Items from a figure collection
::::::::::

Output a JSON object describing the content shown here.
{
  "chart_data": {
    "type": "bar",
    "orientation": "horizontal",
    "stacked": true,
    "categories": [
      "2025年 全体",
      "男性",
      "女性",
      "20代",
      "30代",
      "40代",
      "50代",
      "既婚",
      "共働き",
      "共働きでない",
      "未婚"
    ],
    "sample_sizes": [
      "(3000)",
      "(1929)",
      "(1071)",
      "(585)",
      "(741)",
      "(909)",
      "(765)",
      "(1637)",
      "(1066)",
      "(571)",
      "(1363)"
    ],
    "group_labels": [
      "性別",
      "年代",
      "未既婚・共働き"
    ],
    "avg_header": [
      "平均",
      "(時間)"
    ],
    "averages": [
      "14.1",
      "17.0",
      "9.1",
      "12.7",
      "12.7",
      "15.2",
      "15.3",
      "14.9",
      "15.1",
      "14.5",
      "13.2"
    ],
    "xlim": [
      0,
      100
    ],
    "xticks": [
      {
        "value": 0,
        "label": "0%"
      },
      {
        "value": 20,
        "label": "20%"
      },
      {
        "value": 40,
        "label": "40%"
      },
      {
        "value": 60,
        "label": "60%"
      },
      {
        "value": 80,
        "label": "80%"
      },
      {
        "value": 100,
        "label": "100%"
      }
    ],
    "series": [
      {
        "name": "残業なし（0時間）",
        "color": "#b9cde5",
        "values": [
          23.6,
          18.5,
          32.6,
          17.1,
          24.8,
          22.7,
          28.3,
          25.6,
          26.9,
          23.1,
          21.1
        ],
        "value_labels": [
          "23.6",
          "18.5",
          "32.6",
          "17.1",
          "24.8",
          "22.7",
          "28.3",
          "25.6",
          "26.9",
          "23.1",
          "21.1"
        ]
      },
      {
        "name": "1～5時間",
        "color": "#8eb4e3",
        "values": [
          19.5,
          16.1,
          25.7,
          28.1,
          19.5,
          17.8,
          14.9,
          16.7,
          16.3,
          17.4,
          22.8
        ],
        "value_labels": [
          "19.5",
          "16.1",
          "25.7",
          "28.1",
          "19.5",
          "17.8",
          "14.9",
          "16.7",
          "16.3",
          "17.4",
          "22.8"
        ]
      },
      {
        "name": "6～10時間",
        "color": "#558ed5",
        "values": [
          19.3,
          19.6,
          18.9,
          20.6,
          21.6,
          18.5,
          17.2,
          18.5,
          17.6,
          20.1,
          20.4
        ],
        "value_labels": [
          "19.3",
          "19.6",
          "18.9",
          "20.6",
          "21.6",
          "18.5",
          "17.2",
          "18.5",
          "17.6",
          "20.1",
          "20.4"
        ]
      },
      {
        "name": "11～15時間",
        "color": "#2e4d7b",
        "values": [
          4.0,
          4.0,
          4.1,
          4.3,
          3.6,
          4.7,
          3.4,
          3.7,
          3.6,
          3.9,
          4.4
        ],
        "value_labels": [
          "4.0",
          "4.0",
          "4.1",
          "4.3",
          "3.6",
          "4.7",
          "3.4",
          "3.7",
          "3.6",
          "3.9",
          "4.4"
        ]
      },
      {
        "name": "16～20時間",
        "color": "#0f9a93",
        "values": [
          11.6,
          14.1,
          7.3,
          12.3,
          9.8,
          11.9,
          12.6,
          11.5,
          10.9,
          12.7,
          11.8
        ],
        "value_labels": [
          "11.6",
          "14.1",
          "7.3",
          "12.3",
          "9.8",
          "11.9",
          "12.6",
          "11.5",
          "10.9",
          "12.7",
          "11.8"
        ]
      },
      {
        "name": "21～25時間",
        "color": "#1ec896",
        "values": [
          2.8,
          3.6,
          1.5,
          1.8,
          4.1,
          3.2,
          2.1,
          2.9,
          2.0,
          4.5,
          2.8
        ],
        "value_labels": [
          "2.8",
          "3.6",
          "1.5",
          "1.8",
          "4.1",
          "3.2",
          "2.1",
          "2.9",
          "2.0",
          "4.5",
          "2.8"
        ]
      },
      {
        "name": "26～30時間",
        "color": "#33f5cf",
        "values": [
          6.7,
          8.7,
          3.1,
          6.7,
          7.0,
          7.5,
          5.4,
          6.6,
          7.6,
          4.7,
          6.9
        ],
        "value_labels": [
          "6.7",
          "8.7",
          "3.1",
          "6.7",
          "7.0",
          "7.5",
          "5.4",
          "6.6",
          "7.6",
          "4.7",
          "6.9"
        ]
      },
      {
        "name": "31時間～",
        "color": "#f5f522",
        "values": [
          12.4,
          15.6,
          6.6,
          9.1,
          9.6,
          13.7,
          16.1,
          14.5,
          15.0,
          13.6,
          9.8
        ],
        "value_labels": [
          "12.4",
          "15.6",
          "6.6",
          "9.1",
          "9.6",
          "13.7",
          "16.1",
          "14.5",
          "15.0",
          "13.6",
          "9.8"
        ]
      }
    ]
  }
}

::::::::::

→ **What is needed**: Scan the lines for the string "color". Copy out each line that matches.

→ **Written reply**:
        "color": "#b9cde5",
        "color": "#8eb4e3",
        "color": "#558ed5",
        "color": "#2e4d7b",
        "color": "#0f9a93",
        "color": "#1ec896",
        "color": "#33f5cf",
        "color": "#f5f522",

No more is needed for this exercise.